> **The request**: Check every line of the data below for the string "text", and copy the ones that hold it.
■ ■ ■
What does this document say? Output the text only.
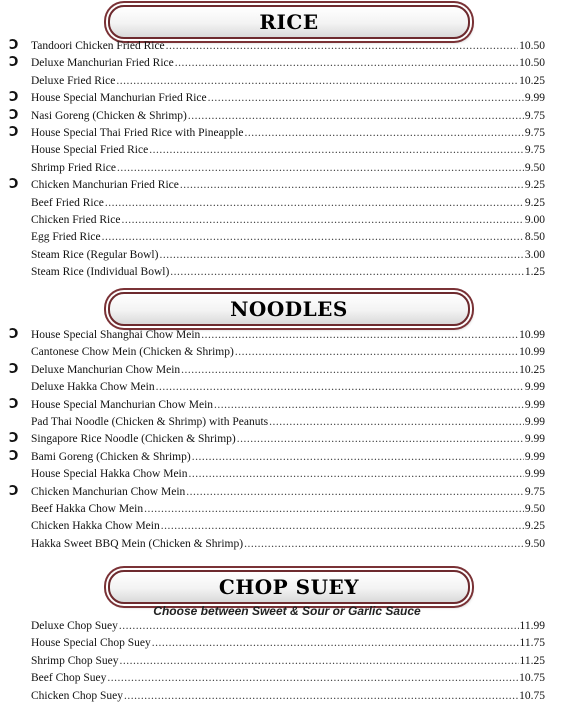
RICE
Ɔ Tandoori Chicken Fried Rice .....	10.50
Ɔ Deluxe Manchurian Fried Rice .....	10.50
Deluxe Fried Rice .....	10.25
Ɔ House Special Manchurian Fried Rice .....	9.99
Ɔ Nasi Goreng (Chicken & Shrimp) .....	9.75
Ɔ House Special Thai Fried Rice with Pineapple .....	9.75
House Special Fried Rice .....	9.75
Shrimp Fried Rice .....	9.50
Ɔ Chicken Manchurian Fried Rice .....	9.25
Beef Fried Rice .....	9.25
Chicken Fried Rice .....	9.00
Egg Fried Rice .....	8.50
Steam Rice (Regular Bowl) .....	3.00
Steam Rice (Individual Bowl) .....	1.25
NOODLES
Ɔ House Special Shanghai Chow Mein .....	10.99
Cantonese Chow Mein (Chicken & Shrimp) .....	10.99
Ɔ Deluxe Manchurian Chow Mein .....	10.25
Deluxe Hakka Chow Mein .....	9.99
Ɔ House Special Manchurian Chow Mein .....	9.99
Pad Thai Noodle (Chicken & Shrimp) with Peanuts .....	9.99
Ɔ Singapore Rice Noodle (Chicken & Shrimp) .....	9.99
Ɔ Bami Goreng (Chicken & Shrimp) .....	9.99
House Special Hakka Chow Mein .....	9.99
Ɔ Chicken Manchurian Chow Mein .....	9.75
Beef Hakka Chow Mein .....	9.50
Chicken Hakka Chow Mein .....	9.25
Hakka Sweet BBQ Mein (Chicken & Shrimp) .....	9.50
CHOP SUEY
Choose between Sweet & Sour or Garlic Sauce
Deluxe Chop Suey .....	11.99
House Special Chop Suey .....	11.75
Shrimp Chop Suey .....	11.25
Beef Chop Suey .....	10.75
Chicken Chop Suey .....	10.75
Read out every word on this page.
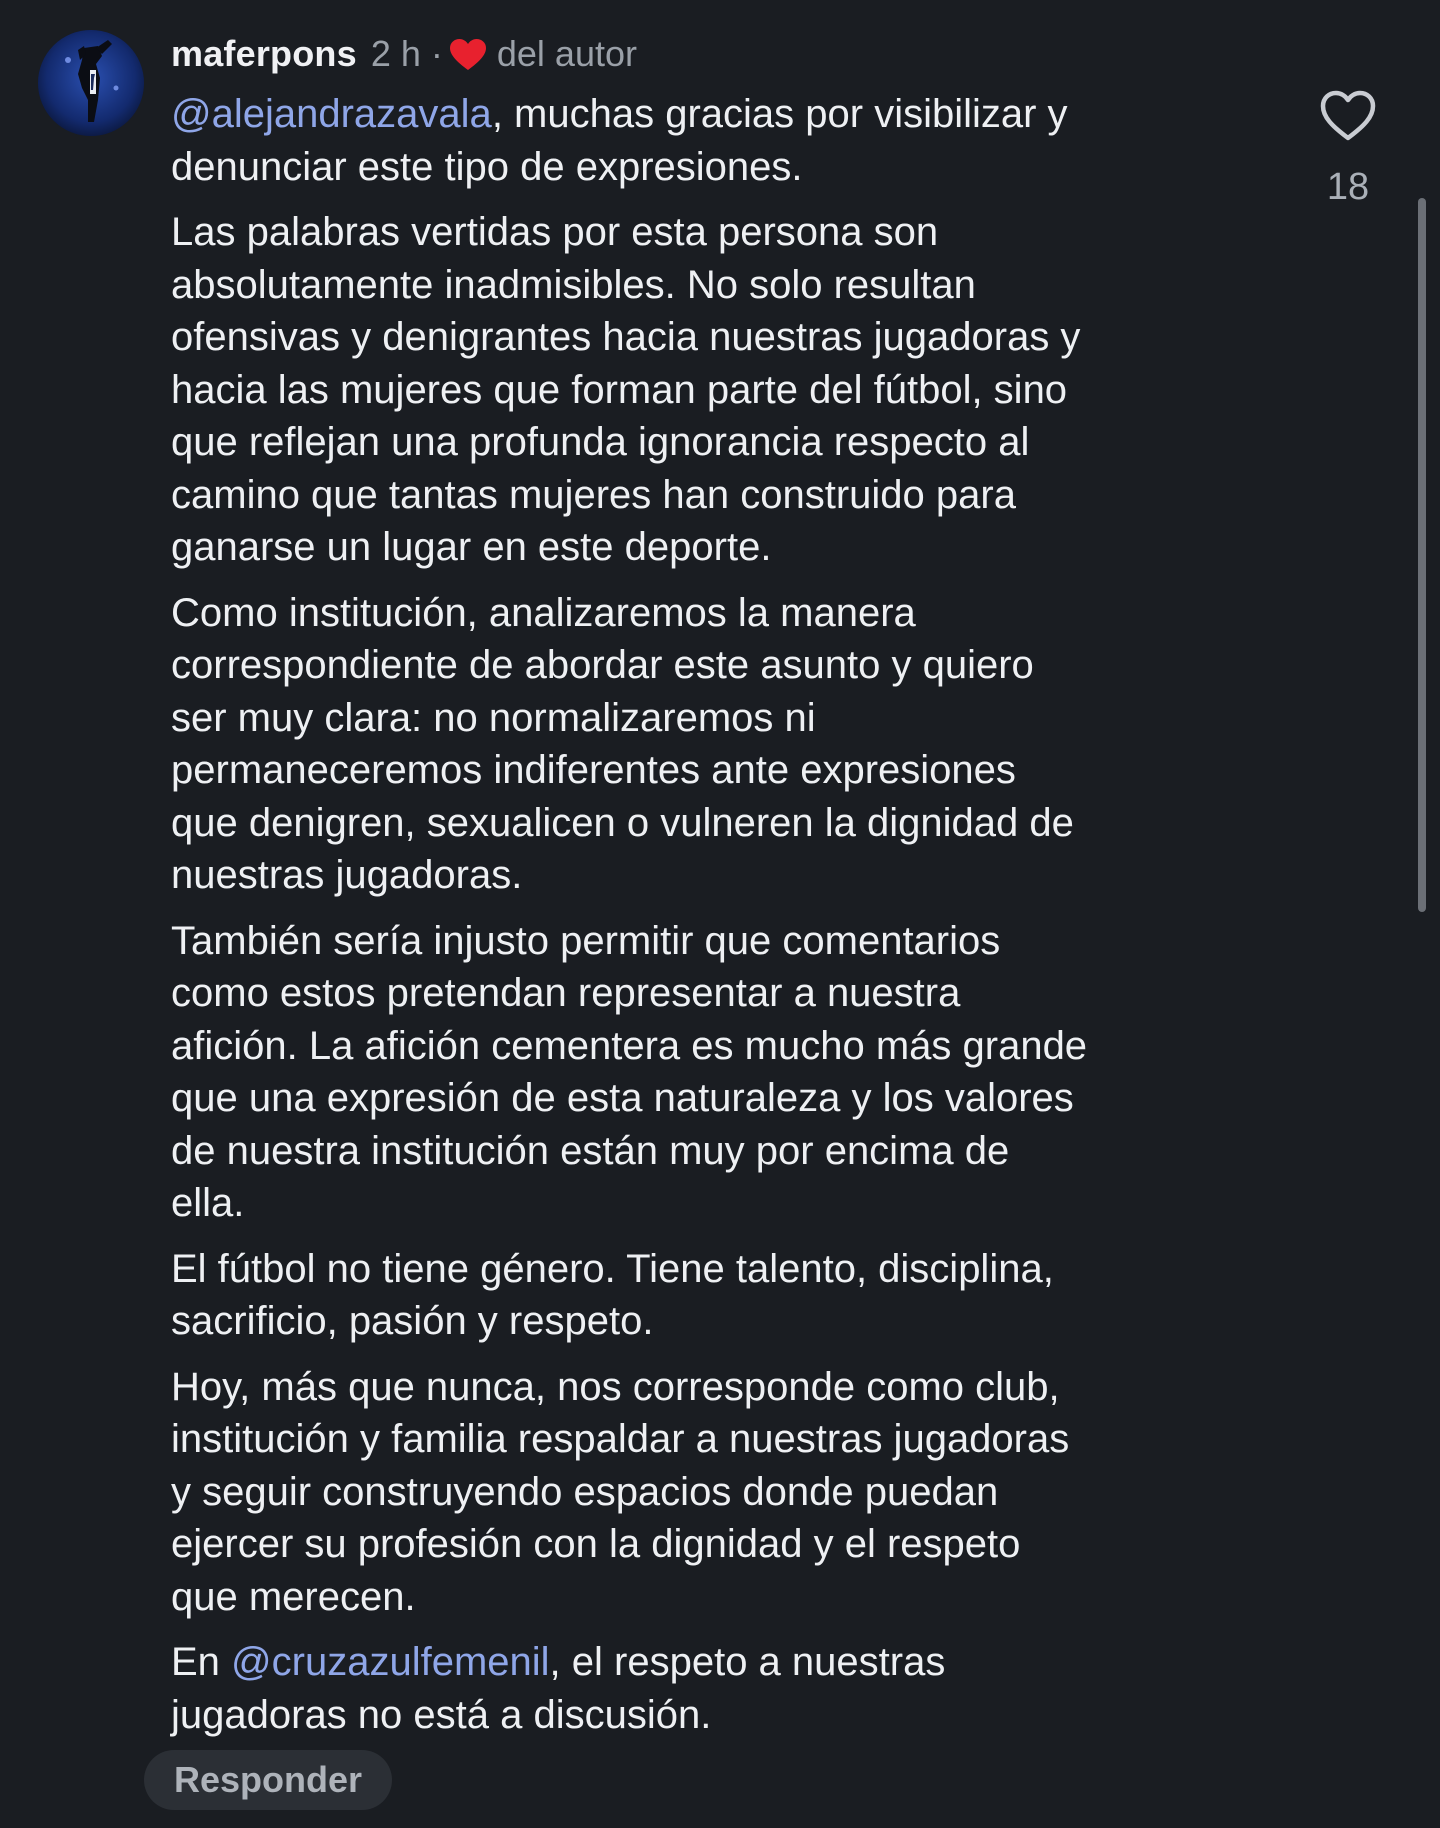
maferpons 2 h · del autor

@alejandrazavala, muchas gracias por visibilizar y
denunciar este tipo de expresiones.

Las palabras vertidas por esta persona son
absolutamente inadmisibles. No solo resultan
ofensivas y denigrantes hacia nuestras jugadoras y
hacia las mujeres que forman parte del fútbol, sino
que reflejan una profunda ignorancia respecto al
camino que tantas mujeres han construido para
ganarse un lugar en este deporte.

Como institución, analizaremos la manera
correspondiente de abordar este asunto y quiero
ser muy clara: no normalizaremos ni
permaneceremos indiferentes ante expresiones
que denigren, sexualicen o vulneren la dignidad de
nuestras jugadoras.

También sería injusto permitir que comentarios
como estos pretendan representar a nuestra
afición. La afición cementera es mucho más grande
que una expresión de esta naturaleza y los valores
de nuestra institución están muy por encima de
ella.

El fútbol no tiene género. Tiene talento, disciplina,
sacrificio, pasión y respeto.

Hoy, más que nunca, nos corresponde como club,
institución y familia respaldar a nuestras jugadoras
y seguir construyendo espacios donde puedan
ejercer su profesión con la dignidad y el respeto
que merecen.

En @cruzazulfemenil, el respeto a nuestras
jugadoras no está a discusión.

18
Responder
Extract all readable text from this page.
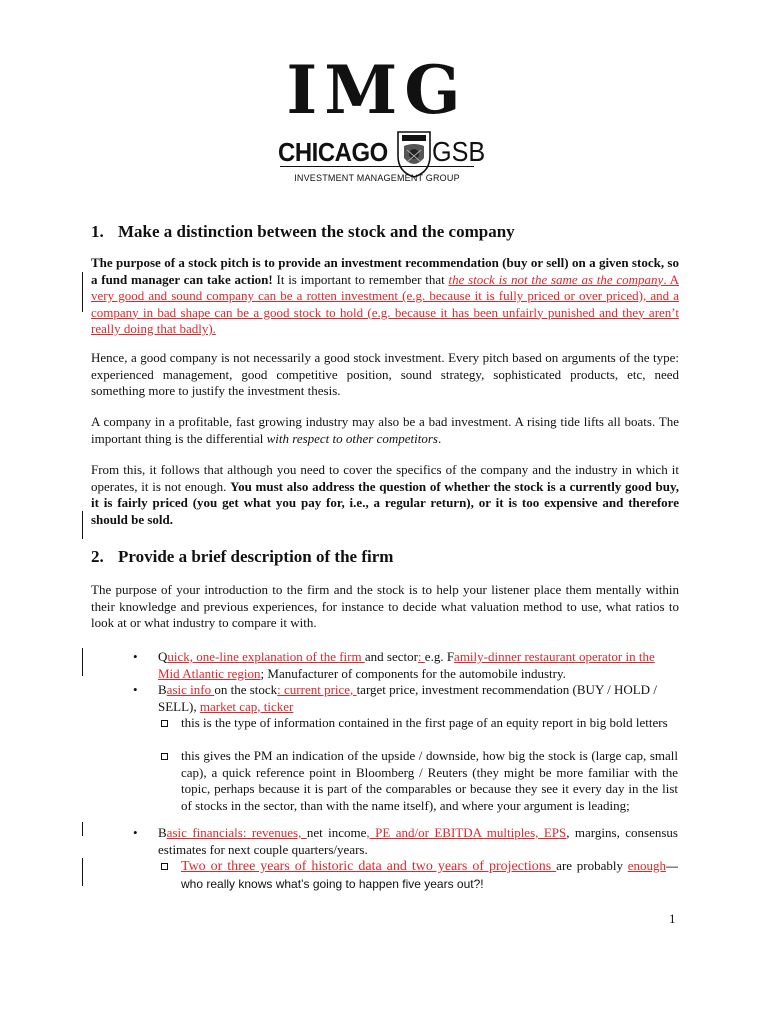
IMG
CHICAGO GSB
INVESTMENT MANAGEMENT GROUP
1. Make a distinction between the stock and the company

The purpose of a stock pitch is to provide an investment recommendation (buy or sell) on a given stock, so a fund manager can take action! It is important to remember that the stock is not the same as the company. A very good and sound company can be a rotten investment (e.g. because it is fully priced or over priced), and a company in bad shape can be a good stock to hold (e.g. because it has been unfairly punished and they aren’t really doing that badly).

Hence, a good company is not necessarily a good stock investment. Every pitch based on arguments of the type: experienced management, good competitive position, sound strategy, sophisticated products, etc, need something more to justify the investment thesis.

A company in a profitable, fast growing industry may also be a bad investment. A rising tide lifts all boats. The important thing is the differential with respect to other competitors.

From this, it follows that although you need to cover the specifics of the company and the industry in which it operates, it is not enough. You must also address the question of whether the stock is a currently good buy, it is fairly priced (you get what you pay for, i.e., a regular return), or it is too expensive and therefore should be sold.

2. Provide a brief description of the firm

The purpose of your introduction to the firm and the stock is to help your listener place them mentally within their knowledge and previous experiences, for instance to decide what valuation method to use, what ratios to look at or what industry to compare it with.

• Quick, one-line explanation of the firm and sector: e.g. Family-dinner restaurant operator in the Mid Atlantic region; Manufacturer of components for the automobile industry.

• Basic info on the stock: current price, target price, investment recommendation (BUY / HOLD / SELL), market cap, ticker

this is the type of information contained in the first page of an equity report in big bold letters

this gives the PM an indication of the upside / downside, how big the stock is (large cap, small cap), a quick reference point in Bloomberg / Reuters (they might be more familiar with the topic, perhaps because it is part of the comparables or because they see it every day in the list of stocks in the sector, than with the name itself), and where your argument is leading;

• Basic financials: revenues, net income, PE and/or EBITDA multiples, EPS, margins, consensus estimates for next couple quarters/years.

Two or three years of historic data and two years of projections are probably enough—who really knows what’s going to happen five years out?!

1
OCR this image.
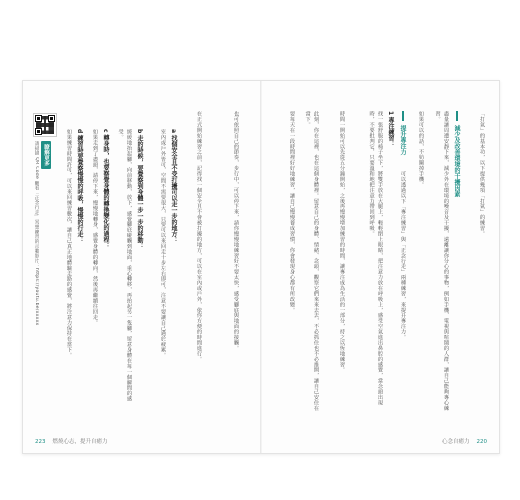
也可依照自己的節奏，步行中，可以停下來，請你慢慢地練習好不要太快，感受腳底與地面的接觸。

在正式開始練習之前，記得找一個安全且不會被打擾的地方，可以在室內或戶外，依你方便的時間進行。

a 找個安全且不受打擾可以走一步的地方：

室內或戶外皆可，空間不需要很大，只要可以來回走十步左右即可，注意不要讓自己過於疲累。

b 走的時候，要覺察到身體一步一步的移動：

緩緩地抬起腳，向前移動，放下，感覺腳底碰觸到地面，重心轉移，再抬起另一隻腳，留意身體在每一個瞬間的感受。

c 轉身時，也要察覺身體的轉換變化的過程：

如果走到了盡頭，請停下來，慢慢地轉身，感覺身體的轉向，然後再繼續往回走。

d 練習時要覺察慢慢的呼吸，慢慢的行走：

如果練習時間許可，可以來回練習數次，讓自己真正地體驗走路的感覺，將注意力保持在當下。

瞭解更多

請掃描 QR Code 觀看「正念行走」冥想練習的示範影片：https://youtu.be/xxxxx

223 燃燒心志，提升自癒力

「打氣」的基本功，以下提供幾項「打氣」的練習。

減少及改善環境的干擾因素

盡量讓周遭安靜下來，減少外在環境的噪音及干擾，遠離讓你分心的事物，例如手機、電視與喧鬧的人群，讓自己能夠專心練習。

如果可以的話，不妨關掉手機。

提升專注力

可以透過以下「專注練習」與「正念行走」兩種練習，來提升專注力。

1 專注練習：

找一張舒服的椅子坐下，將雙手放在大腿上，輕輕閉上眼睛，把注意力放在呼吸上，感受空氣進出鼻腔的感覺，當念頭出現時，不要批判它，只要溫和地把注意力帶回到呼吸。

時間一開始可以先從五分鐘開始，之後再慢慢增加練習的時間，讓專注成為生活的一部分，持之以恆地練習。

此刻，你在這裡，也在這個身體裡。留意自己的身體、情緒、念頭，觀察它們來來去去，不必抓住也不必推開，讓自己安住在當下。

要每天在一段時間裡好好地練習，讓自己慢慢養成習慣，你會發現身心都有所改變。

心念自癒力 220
■ ■ ■
> **Solution**:
What does this document say? Output the text only.
Extract all readable text from this page.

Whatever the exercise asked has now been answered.